## THE EXERCISE
Write out every line of the entries below as a numbered list, leaving out any blank lines.

## PROVIDED INFORMATION
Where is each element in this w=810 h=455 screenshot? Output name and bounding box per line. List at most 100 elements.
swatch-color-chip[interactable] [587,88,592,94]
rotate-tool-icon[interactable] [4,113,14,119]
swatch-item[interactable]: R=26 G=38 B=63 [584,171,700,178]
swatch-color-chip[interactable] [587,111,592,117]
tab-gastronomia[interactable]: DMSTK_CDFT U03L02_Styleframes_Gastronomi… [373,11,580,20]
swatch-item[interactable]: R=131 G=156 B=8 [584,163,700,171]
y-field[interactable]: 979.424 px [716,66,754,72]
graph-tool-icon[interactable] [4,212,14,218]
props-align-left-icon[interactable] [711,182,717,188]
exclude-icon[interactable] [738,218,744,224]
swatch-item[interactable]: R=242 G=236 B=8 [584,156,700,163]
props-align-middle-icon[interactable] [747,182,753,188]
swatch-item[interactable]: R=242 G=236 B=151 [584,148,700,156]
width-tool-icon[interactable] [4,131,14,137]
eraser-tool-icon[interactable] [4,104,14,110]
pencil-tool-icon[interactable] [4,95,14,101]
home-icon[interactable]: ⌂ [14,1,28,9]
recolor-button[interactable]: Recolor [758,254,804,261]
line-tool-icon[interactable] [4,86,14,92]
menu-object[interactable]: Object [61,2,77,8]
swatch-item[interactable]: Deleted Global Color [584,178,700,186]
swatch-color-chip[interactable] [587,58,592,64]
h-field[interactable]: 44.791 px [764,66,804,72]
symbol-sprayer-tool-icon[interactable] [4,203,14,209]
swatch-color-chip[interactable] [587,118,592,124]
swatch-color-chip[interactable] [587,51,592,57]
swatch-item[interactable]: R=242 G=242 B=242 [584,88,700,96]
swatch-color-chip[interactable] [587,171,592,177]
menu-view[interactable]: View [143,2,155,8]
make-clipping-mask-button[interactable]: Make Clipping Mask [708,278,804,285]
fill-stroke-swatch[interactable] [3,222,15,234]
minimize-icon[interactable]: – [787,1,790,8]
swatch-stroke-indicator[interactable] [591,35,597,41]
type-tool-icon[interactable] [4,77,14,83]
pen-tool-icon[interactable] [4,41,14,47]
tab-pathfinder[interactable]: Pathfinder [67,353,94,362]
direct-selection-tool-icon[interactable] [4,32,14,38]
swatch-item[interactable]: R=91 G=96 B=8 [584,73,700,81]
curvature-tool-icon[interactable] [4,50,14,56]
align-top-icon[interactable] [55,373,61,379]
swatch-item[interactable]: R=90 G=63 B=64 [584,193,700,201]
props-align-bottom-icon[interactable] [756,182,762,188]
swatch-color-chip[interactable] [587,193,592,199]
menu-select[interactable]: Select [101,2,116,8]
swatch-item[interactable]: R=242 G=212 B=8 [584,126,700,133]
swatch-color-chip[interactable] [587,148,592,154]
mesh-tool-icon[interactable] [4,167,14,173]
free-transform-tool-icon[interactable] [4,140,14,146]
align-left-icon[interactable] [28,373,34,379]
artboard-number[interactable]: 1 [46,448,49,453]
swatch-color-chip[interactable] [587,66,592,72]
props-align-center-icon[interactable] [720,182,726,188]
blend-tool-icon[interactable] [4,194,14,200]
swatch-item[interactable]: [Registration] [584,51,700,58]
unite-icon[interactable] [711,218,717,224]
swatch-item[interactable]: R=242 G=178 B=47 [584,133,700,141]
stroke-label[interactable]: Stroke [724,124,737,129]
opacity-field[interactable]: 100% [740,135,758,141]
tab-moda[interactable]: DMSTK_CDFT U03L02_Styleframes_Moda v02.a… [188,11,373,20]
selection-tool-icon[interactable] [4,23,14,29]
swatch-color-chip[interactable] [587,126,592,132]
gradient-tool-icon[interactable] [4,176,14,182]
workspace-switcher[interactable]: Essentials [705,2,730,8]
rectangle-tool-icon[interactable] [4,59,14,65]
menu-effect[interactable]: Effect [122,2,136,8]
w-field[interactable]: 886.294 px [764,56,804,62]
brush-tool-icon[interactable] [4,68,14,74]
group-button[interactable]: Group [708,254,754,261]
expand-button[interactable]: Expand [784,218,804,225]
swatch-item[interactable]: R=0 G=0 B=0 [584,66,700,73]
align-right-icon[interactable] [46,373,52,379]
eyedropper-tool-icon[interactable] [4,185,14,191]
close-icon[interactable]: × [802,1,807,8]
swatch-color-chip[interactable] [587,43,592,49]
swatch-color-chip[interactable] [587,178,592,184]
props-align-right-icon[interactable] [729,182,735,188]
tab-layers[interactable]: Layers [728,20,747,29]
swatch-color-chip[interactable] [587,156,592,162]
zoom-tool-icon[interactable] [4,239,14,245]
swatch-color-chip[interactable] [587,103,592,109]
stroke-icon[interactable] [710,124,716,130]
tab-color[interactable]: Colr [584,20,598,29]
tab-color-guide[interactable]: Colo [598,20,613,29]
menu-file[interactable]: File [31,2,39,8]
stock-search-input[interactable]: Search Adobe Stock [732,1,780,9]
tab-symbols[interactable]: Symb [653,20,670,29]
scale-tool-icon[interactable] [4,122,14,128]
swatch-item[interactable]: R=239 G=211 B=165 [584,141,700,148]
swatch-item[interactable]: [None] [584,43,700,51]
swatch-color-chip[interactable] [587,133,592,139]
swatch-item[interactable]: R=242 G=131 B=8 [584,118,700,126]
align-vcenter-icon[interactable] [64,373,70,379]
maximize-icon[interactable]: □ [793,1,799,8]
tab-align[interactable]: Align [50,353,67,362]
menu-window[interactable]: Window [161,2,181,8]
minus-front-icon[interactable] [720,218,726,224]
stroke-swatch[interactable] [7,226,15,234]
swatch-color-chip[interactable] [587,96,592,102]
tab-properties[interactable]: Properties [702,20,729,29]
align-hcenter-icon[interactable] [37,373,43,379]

## ANSWER TO THIS TASK
1. Where is each element in this w=810 h=455 screenshot? Output name and bounding box per line. List at most 100 elements.
2. swatch-color-chip[interactable] [587,88,592,94]
3. rotate-tool-icon[interactable] [4,113,14,119]
4. swatch-item[interactable]: R=26 G=38 B=63 [584,171,700,178]
5. swatch-color-chip[interactable] [587,111,592,117]
6. tab-gastronomia[interactable]: DMSTK_CDFT U03L02_Styleframes_Gastronomi… [373,11,580,20]
7. swatch-item[interactable]: R=131 G=156 B=8 [584,163,700,171]
8. y-field[interactable]: 979.424 px [716,66,754,72]
9. graph-tool-icon[interactable] [4,212,14,218]
10. props-align-left-icon[interactable] [711,182,717,188]
11. exclude-icon[interactable] [738,218,744,224]
12. swatch-item[interactable]: R=242 G=236 B=8 [584,156,700,163]
13. props-align-middle-icon[interactable] [747,182,753,188]
14. swatch-item[interactable]: R=242 G=236 B=151 [584,148,700,156]
15. width-tool-icon[interactable] [4,131,14,137]
16. eraser-tool-icon[interactable] [4,104,14,110]
17. pencil-tool-icon[interactable] [4,95,14,101]
18. home-icon[interactable]: ⌂ [14,1,28,9]
19. recolor-button[interactable]: Recolor [758,254,804,261]
20. line-tool-icon[interactable] [4,86,14,92]
21. menu-object[interactable]: Object [61,2,77,8]
22. swatch-item[interactable]: Deleted Global Color [584,178,700,186]
23. swatch-color-chip[interactable] [587,58,592,64]
24. h-field[interactable]: 44.791 px [764,66,804,72]
25. symbol-sprayer-tool-icon[interactable] [4,203,14,209]
26. swatch-color-chip[interactable] [587,118,592,124]
27. swatch-color-chip[interactable] [587,51,592,57]
28. swatch-item[interactable]: R=242 G=242 B=242 [584,88,700,96]
29. swatch-color-chip[interactable] [587,171,592,177]
30. menu-view[interactable]: View [143,2,155,8]
31. make-clipping-mask-button[interactable]: Make Clipping Mask [708,278,804,285]
32. fill-stroke-swatch[interactable] [3,222,15,234]
33. minimize-icon[interactable]: – [787,1,790,8]
34. swatch-stroke-indicator[interactable] [591,35,597,41]
35. type-tool-icon[interactable] [4,77,14,83]
36. pen-tool-icon[interactable] [4,41,14,47]
37. tab-pathfinder[interactable]: Pathfinder [67,353,94,362]
38. direct-selection-tool-icon[interactable] [4,32,14,38]
39. swatch-item[interactable]: R=91 G=96 B=8 [584,73,700,81]
40. curvature-tool-icon[interactable] [4,50,14,56]
41. align-top-icon[interactable] [55,373,61,379]
42. swatch-item[interactable]: R=90 G=63 B=64 [584,193,700,201]
43. props-align-bottom-icon[interactable] [756,182,762,188]
44. swatch-color-chip[interactable] [587,193,592,199]
45. menu-select[interactable]: Select [101,2,116,8]
46. swatch-item[interactable]: R=242 G=212 B=8 [584,126,700,133]
47. swatch-color-chip[interactable] [587,148,592,154]
48. mesh-tool-icon[interactable] [4,167,14,173]
49. free-transform-tool-icon[interactable] [4,140,14,146]
50. align-left-icon[interactable] [28,373,34,379]
51. artboard-number[interactable]: 1 [46,448,49,453]
52. swatch-color-chip[interactable] [587,66,592,72]
53. props-align-center-icon[interactable] [720,182,726,188]
54. blend-tool-icon[interactable] [4,194,14,200]
55. swatch-item[interactable]: [Registration] [584,51,700,58]
56. unite-icon[interactable] [711,218,717,224]
57. swatch-item[interactable]: R=242 G=178 B=47 [584,133,700,141]
58. stroke-label[interactable]: Stroke [724,124,737,129]
59. opacity-field[interactable]: 100% [740,135,758,141]
60. tab-moda[interactable]: DMSTK_CDFT U03L02_Styleframes_Moda v02.a… [188,11,373,20]
61. selection-tool-icon[interactable] [4,23,14,29]
62. swatch-color-chip[interactable] [587,126,592,132]
63. gradient-tool-icon[interactable] [4,176,14,182]
64. workspace-switcher[interactable]: Essentials [705,2,730,8]
65. rectangle-tool-icon[interactable] [4,59,14,65]
66. menu-effect[interactable]: Effect [122,2,136,8]
67. w-field[interactable]: 886.294 px [764,56,804,62]
68. brush-tool-icon[interactable] [4,68,14,74]
69. group-button[interactable]: Group [708,254,754,261]
70. expand-button[interactable]: Expand [784,218,804,225]
71. swatch-item[interactable]: R=0 G=0 B=0 [584,66,700,73]
72. align-right-icon[interactable] [46,373,52,379]
73. eyedropper-tool-icon[interactable] [4,185,14,191]
74. close-icon[interactable]: × [802,1,807,8]
75. swatch-color-chip[interactable] [587,43,592,49]
76. swatch-color-chip[interactable] [587,178,592,184]
77. props-align-right-icon[interactable] [729,182,735,188]
78. tab-layers[interactable]: Layers [728,20,747,29]
79. swatch-color-chip[interactable] [587,156,592,162]
80. zoom-tool-icon[interactable] [4,239,14,245]
81. swatch-color-chip[interactable] [587,103,592,109]
82. stroke-icon[interactable] [710,124,716,130]
83. tab-color[interactable]: Colr [584,20,598,29]
84. tab-color-guide[interactable]: Colo [598,20,613,29]
85. menu-file[interactable]: File [31,2,39,8]
86. stock-search-input[interactable]: Search Adobe Stock [732,1,780,9]
87. tab-symbols[interactable]: Symb [653,20,670,29]
88. scale-tool-icon[interactable] [4,122,14,128]
89. swatch-item[interactable]: R=239 G=211 B=165 [584,141,700,148]
90. swatch-item[interactable]: [None] [584,43,700,51]
91. swatch-color-chip[interactable] [587,133,592,139]
92. swatch-item[interactable]: R=242 G=131 B=8 [584,118,700,126]
93. align-vcenter-icon[interactable] [64,373,70,379]
94. maximize-icon[interactable]: □ [793,1,799,8]
95. tab-align[interactable]: Align [50,353,67,362]
96. menu-window[interactable]: Window [161,2,181,8]
97. minus-front-icon[interactable] [720,218,726,224]
98. stroke-swatch[interactable] [7,226,15,234]
99. swatch-color-chip[interactable] [587,96,592,102]
100. tab-properties[interactable]: Properties [702,20,729,29]
101. align-hcenter-icon[interactable] [37,373,43,379]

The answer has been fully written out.